- **GOAL**
Copy out the listing below line for line, without changing anything, but leave out the pictures.

(Entries drawn from a collection)
..............................

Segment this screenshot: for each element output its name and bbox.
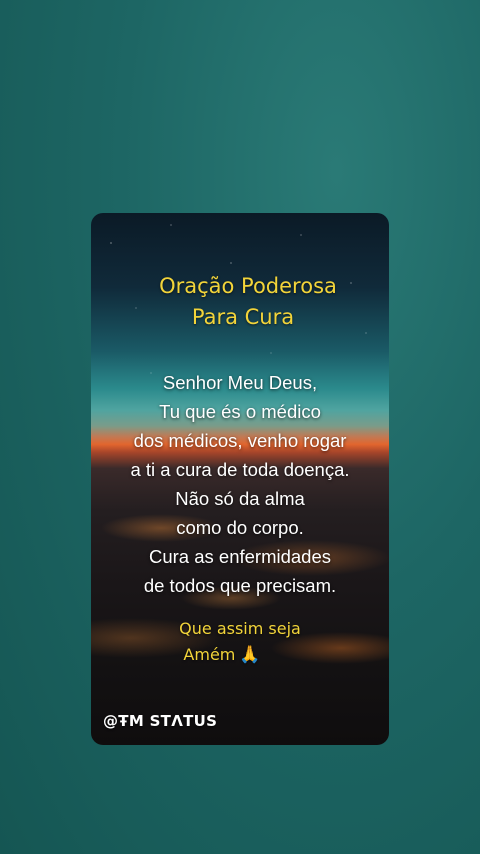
card-title: Oração Poderosa Para Cura [91, 271, 389, 333]
prayer-line: Senhor Meu Deus, [162, 372, 318, 393]
prayer-line: dos médicos, venho rogar [133, 430, 347, 451]
prayer-line: de todos que precisam. [143, 575, 337, 596]
prayer-line: a ti a cura de toda doença. [130, 459, 350, 480]
status-card: Oração Poderosa Para Cura Senhor Meu Deu… [91, 213, 389, 745]
title-line-2: Para Cura [191, 305, 295, 329]
prayer-line: Cura as enfermidades [148, 546, 331, 567]
closing-line-1: Que assim seja [179, 619, 301, 638]
prayer-line: Tu que és o médico [159, 401, 321, 422]
praying-hands-icon: 🙏 [239, 645, 261, 665]
amen-label: Amém [183, 645, 236, 664]
title-line-1: Oração Poderosa [159, 274, 337, 298]
watermark: @ŦM STΛTUS [103, 712, 218, 730]
prayer-line: como do corpo. [176, 517, 304, 538]
closing-line-2: Amém 🙏 [91, 642, 389, 668]
prayer-line: Não só da alma [175, 488, 305, 509]
prayer-text: Senhor Meu Deus, Tu que és o médico dos … [91, 368, 389, 600]
closing-text: Que assim seja Amém 🙏 [91, 616, 389, 668]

..............................

- **FINAL RESULT**
Segment this screenshot: for each element output its name and bbox.
card-title: Oração Poderosa Para Cura [91, 271, 389, 333]
prayer-line: Senhor Meu Deus, [162, 372, 318, 393]
prayer-line: dos médicos, venho rogar [133, 430, 347, 451]
prayer-line: de todos que precisam. [143, 575, 337, 596]
prayer-line: a ti a cura de toda doença. [130, 459, 350, 480]
status-card: Oração Poderosa Para Cura Senhor Meu Deu… [91, 213, 389, 745]
title-line-2: Para Cura [191, 305, 295, 329]
prayer-line: Cura as enfermidades [148, 546, 331, 567]
closing-line-1: Que assim seja [179, 619, 301, 638]
prayer-line: Tu que és o médico [159, 401, 321, 422]
praying-hands-icon: 🙏 [239, 645, 261, 665]
amen-label: Amém [183, 645, 236, 664]
title-line-1: Oração Poderosa [159, 274, 337, 298]
watermark: @ŦM STΛTUS [103, 712, 218, 730]
prayer-line: como do corpo. [176, 517, 304, 538]
closing-line-2: Amém 🙏 [91, 642, 389, 668]
prayer-line: Não só da alma [175, 488, 305, 509]
prayer-text: Senhor Meu Deus, Tu que és o médico dos … [91, 368, 389, 600]
closing-text: Que assim seja Amém 🙏 [91, 616, 389, 668]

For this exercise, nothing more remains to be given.